** START SOURCE DATA **
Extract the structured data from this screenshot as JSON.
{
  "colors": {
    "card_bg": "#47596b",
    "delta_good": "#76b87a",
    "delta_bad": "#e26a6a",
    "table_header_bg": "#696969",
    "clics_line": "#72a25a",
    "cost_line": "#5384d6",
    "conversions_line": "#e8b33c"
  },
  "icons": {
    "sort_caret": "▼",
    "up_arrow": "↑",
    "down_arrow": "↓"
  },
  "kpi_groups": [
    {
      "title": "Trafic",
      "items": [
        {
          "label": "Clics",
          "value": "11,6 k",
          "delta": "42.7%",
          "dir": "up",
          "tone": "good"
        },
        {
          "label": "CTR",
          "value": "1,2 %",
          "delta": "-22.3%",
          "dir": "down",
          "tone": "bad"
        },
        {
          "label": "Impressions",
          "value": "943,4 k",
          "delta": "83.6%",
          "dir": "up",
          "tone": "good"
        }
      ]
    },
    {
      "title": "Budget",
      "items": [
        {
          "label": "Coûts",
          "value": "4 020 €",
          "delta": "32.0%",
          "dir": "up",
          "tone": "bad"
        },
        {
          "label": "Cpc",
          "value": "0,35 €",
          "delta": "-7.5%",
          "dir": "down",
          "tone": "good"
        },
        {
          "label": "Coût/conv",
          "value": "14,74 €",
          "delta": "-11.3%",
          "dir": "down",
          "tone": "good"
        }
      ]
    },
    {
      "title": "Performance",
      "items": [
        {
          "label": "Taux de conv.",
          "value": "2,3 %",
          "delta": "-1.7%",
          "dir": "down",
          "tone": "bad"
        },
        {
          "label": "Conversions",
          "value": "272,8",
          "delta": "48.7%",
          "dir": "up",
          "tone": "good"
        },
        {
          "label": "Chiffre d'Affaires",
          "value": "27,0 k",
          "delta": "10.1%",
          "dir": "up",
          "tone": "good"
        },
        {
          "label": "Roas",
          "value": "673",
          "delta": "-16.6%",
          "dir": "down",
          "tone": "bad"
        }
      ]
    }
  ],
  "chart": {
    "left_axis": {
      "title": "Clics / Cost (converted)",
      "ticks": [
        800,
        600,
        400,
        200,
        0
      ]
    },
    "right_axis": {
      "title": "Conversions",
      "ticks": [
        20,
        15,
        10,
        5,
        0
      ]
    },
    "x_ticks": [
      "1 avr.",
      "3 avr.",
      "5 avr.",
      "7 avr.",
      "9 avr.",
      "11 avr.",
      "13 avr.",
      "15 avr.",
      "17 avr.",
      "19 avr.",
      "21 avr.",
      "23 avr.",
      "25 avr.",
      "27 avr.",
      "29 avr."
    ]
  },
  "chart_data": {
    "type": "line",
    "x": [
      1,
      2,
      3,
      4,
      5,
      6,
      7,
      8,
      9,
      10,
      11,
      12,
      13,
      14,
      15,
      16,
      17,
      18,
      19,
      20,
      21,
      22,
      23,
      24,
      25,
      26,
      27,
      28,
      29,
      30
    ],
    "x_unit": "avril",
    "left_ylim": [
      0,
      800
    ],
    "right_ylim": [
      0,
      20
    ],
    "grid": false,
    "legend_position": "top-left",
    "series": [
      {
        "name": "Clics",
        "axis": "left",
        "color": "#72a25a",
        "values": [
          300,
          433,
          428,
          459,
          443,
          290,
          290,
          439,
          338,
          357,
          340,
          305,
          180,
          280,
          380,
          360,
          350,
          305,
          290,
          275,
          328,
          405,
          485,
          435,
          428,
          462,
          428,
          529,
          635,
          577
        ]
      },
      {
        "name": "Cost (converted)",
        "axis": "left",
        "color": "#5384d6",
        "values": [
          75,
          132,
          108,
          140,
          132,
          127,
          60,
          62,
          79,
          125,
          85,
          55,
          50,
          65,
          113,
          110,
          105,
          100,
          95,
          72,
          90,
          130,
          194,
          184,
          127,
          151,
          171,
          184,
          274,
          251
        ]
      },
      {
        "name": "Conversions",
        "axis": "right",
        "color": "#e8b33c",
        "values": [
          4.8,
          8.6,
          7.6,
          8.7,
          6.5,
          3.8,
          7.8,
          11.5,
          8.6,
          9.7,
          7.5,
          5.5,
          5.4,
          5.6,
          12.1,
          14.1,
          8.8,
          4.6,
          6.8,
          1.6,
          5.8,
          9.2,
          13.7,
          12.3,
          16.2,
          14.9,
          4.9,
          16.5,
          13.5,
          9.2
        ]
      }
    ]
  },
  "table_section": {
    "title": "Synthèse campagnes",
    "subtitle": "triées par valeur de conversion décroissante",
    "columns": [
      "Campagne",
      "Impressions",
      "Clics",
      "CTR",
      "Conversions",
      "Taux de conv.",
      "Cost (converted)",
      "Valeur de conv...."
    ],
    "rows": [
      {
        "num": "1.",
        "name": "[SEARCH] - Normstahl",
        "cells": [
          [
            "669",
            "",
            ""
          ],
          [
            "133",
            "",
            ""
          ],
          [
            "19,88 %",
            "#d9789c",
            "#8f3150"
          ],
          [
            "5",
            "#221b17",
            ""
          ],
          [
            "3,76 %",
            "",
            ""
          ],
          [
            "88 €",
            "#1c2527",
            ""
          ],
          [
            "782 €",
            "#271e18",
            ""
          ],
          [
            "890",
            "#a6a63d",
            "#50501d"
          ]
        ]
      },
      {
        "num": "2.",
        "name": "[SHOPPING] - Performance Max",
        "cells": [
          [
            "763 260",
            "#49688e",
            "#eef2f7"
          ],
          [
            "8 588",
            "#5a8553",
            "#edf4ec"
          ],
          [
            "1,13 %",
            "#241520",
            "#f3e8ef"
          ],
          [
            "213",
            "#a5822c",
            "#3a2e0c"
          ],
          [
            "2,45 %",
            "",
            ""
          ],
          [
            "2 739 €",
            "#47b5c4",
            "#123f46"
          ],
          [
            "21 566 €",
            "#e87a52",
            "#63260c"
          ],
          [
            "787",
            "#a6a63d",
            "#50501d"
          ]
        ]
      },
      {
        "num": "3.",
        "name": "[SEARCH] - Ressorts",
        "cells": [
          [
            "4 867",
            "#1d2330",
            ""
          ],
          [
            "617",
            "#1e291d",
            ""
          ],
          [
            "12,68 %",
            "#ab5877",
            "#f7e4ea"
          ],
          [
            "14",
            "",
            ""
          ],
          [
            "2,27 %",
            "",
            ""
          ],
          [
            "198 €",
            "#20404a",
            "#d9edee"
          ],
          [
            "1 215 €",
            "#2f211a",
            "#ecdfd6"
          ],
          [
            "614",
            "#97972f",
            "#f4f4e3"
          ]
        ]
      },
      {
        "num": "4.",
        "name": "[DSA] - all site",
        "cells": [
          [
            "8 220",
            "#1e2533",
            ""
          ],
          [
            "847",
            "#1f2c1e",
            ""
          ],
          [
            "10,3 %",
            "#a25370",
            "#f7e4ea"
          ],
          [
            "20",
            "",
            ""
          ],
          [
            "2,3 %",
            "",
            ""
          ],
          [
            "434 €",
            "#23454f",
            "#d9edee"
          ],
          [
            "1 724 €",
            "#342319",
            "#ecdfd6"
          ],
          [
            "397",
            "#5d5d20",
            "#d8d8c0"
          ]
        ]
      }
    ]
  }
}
** END SOURCE DATA **
_STATED PROBLEM_
Extract all of the data shown above without alteration.

_WORKED ANSWER_
Extract the structured data from this screenshot as JSON.
{
  "colors": {
    "card_bg": "#47596b",
    "delta_good": "#76b87a",
    "delta_bad": "#e26a6a",
    "table_header_bg": "#696969",
    "clics_line": "#72a25a",
    "cost_line": "#5384d6",
    "conversions_line": "#e8b33c"
  },
  "icons": {
    "sort_caret": "▼",
    "up_arrow": "↑",
    "down_arrow": "↓"
  },
  "kpi_groups": [
    {
      "title": "Trafic",
      "items": [
        {
          "label": "Clics",
          "value": "11,6 k",
          "delta": "42.7%",
          "dir": "up",
          "tone": "good"
        },
        {
          "label": "CTR",
          "value": "1,2 %",
          "delta": "-22.3%",
          "dir": "down",
          "tone": "bad"
        },
        {
          "label": "Impressions",
          "value": "943,4 k",
          "delta": "83.6%",
          "dir": "up",
          "tone": "good"
        }
      ]
    },
    {
      "title": "Budget",
      "items": [
        {
          "label": "Coûts",
          "value": "4 020 €",
          "delta": "32.0%",
          "dir": "up",
          "tone": "bad"
        },
        {
          "label": "Cpc",
          "value": "0,35 €",
          "delta": "-7.5%",
          "dir": "down",
          "tone": "good"
        },
        {
          "label": "Coût/conv",
          "value": "14,74 €",
          "delta": "-11.3%",
          "dir": "down",
          "tone": "good"
        }
      ]
    },
    {
      "title": "Performance",
      "items": [
        {
          "label": "Taux de conv.",
          "value": "2,3 %",
          "delta": "-1.7%",
          "dir": "down",
          "tone": "bad"
        },
        {
          "label": "Conversions",
          "value": "272,8",
          "delta": "48.7%",
          "dir": "up",
          "tone": "good"
        },
        {
          "label": "Chiffre d'Affaires",
          "value": "27,0 k",
          "delta": "10.1%",
          "dir": "up",
          "tone": "good"
        },
        {
          "label": "Roas",
          "value": "673",
          "delta": "-16.6%",
          "dir": "down",
          "tone": "bad"
        }
      ]
    }
  ],
  "chart": {
    "left_axis": {
      "title": "Clics / Cost (converted)",
      "ticks": [
        800,
        600,
        400,
        200,
        0
      ]
    },
    "right_axis": {
      "title": "Conversions",
      "ticks": [
        20,
        15,
        10,
        5,
        0
      ]
    },
    "x_ticks": [
      "1 avr.",
      "3 avr.",
      "5 avr.",
      "7 avr.",
      "9 avr.",
      "11 avr.",
      "13 avr.",
      "15 avr.",
      "17 avr.",
      "19 avr.",
      "21 avr.",
      "23 avr.",
      "25 avr.",
      "27 avr.",
      "29 avr."
    ]
  },
  "chart_data": {
    "type": "line",
    "x": [
      1,
      2,
      3,
      4,
      5,
      6,
      7,
      8,
      9,
      10,
      11,
      12,
      13,
      14,
      15,
      16,
      17,
      18,
      19,
      20,
      21,
      22,
      23,
      24,
      25,
      26,
      27,
      28,
      29,
      30
    ],
    "x_unit": "avril",
    "left_ylim": [
      0,
      800
    ],
    "right_ylim": [
      0,
      20
    ],
    "grid": false,
    "legend_position": "top-left",
    "series": [
      {
        "name": "Clics",
        "axis": "left",
        "color": "#72a25a",
        "values": [
          300,
          433,
          428,
          459,
          443,
          290,
          290,
          439,
          338,
          357,
          340,
          305,
          180,
          280,
          380,
          360,
          350,
          305,
          290,
          275,
          328,
          405,
          485,
          435,
          428,
          462,
          428,
          529,
          635,
          577
        ]
      },
      {
        "name": "Cost (converted)",
        "axis": "left",
        "color": "#5384d6",
        "values": [
          75,
          132,
          108,
          140,
          132,
          127,
          60,
          62,
          79,
          125,
          85,
          55,
          50,
          65,
          113,
          110,
          105,
          100,
          95,
          72,
          90,
          130,
          194,
          184,
          127,
          151,
          171,
          184,
          274,
          251
        ]
      },
      {
        "name": "Conversions",
        "axis": "right",
        "color": "#e8b33c",
        "values": [
          4.8,
          8.6,
          7.6,
          8.7,
          6.5,
          3.8,
          7.8,
          11.5,
          8.6,
          9.7,
          7.5,
          5.5,
          5.4,
          5.6,
          12.1,
          14.1,
          8.8,
          4.6,
          6.8,
          1.6,
          5.8,
          9.2,
          13.7,
          12.3,
          16.2,
          14.9,
          4.9,
          16.5,
          13.5,
          9.2
        ]
      }
    ]
  },
  "table_section": {
    "title": "Synthèse campagnes",
    "subtitle": "triées par valeur de conversion décroissante",
    "columns": [
      "Campagne",
      "Impressions",
      "Clics",
      "CTR",
      "Conversions",
      "Taux de conv.",
      "Cost (converted)",
      "Valeur de conv...."
    ],
    "rows": [
      {
        "num": "1.",
        "name": "[SEARCH] - Normstahl",
        "cells": [
          [
            "669",
            "",
            ""
          ],
          [
            "133",
            "",
            ""
          ],
          [
            "19,88 %",
            "#d9789c",
            "#8f3150"
          ],
          [
            "5",
            "#221b17",
            ""
          ],
          [
            "3,76 %",
            "",
            ""
          ],
          [
            "88 €",
            "#1c2527",
            ""
          ],
          [
            "782 €",
            "#271e18",
            ""
          ],
          [
            "890",
            "#a6a63d",
            "#50501d"
          ]
        ]
      },
      {
        "num": "2.",
        "name": "[SHOPPING] - Performance Max",
        "cells": [
          [
            "763 260",
            "#49688e",
            "#eef2f7"
          ],
          [
            "8 588",
            "#5a8553",
            "#edf4ec"
          ],
          [
            "1,13 %",
            "#241520",
            "#f3e8ef"
          ],
          [
            "213",
            "#a5822c",
            "#3a2e0c"
          ],
          [
            "2,45 %",
            "",
            ""
          ],
          [
            "2 739 €",
            "#47b5c4",
            "#123f46"
          ],
          [
            "21 566 €",
            "#e87a52",
            "#63260c"
          ],
          [
            "787",
            "#a6a63d",
            "#50501d"
          ]
        ]
      },
      {
        "num": "3.",
        "name": "[SEARCH] - Ressorts",
        "cells": [
          [
            "4 867",
            "#1d2330",
            ""
          ],
          [
            "617",
            "#1e291d",
            ""
          ],
          [
            "12,68 %",
            "#ab5877",
            "#f7e4ea"
          ],
          [
            "14",
            "",
            ""
          ],
          [
            "2,27 %",
            "",
            ""
          ],
          [
            "198 €",
            "#20404a",
            "#d9edee"
          ],
          [
            "1 215 €",
            "#2f211a",
            "#ecdfd6"
          ],
          [
            "614",
            "#97972f",
            "#f4f4e3"
          ]
        ]
      },
      {
        "num": "4.",
        "name": "[DSA] - all site",
        "cells": [
          [
            "8 220",
            "#1e2533",
            ""
          ],
          [
            "847",
            "#1f2c1e",
            ""
          ],
          [
            "10,3 %",
            "#a25370",
            "#f7e4ea"
          ],
          [
            "20",
            "",
            ""
          ],
          [
            "2,3 %",
            "",
            ""
          ],
          [
            "434 €",
            "#23454f",
            "#d9edee"
          ],
          [
            "1 724 €",
            "#342319",
            "#ecdfd6"
          ],
          [
            "397",
            "#5d5d20",
            "#d8d8c0"
          ]
        ]
      }
    ]
  }
}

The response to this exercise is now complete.